-------- Material provided --------

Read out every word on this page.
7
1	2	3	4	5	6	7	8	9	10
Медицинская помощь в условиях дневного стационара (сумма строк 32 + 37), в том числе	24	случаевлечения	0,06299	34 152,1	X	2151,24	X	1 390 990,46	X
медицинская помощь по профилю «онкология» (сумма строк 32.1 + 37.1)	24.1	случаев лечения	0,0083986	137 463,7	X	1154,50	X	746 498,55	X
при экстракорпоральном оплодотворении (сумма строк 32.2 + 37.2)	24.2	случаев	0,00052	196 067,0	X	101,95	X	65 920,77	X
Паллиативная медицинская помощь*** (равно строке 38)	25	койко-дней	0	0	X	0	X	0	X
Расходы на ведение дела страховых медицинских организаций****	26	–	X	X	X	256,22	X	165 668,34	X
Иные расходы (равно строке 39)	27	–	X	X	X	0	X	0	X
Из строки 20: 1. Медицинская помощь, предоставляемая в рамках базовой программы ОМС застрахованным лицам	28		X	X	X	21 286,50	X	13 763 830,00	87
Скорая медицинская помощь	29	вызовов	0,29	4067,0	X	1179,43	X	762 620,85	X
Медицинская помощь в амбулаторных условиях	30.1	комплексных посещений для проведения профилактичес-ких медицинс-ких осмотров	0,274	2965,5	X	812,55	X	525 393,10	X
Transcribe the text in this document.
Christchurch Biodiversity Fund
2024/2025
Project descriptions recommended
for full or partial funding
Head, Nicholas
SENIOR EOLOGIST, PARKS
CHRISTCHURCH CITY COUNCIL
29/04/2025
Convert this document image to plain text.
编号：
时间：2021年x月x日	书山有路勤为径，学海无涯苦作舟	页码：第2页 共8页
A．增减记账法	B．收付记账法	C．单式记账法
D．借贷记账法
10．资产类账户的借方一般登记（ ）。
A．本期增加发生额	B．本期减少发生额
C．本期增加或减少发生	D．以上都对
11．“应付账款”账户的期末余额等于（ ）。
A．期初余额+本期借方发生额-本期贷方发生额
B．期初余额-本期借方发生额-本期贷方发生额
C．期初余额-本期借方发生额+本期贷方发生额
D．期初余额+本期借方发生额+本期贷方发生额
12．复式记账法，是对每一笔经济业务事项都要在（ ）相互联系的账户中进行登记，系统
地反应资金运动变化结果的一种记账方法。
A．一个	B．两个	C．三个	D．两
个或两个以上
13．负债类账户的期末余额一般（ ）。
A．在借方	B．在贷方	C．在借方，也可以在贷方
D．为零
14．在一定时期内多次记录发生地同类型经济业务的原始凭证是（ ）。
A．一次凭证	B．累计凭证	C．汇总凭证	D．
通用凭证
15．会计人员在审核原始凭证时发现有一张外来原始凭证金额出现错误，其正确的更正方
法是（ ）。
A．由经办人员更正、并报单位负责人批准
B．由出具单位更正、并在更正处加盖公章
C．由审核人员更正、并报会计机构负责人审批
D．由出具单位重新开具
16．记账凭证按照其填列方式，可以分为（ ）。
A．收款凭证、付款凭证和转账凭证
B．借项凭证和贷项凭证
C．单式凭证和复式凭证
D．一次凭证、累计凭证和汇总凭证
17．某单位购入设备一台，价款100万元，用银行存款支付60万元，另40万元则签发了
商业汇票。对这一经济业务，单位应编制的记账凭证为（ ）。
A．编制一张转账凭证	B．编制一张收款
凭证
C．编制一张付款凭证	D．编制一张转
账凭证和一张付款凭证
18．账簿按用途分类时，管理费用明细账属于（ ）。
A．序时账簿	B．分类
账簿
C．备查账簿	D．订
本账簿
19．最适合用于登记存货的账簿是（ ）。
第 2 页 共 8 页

--------

## Task objective:
Extract every line from the one containing "Convert this document image to plain text." through the last line of the data, inclusive, exactly as written.

## Task result:
Convert this document image to plain text.
编号：
时间：2021年x月x日	书山有路勤为径，学海无涯苦作舟	页码：第2页 共8页
A．增减记账法	B．收付记账法	C．单式记账法
D．借贷记账法
10．资产类账户的借方一般登记（ ）。
A．本期增加发生额	B．本期减少发生额
C．本期增加或减少发生	D．以上都对
11．“应付账款”账户的期末余额等于（ ）。
A．期初余额+本期借方发生额-本期贷方发生额
B．期初余额-本期借方发生额-本期贷方发生额
C．期初余额-本期借方发生额+本期贷方发生额
D．期初余额+本期借方发生额+本期贷方发生额
12．复式记账法，是对每一笔经济业务事项都要在（ ）相互联系的账户中进行登记，系统
地反应资金运动变化结果的一种记账方法。
A．一个	B．两个	C．三个	D．两
个或两个以上
13．负债类账户的期末余额一般（ ）。
A．在借方	B．在贷方	C．在借方，也可以在贷方
D．为零
14．在一定时期内多次记录发生地同类型经济业务的原始凭证是（ ）。
A．一次凭证	B．累计凭证	C．汇总凭证	D．
通用凭证
15．会计人员在审核原始凭证时发现有一张外来原始凭证金额出现错误，其正确的更正方
法是（ ）。
A．由经办人员更正、并报单位负责人批准
B．由出具单位更正、并在更正处加盖公章
C．由审核人员更正、并报会计机构负责人审批
D．由出具单位重新开具
16．记账凭证按照其填列方式，可以分为（ ）。
A．收款凭证、付款凭证和转账凭证
B．借项凭证和贷项凭证
C．单式凭证和复式凭证
D．一次凭证、累计凭证和汇总凭证
17．某单位购入设备一台，价款100万元，用银行存款支付60万元，另40万元则签发了
商业汇票。对这一经济业务，单位应编制的记账凭证为（ ）。
A．编制一张转账凭证	B．编制一张收款
凭证
C．编制一张付款凭证	D．编制一张转
账凭证和一张付款凭证
18．账簿按用途分类时，管理费用明细账属于（ ）。
A．序时账簿	B．分类
账簿
C．备查账簿	D．订
本账簿
19．最适合用于登记存货的账簿是（ ）。
第 2 页 共 8 页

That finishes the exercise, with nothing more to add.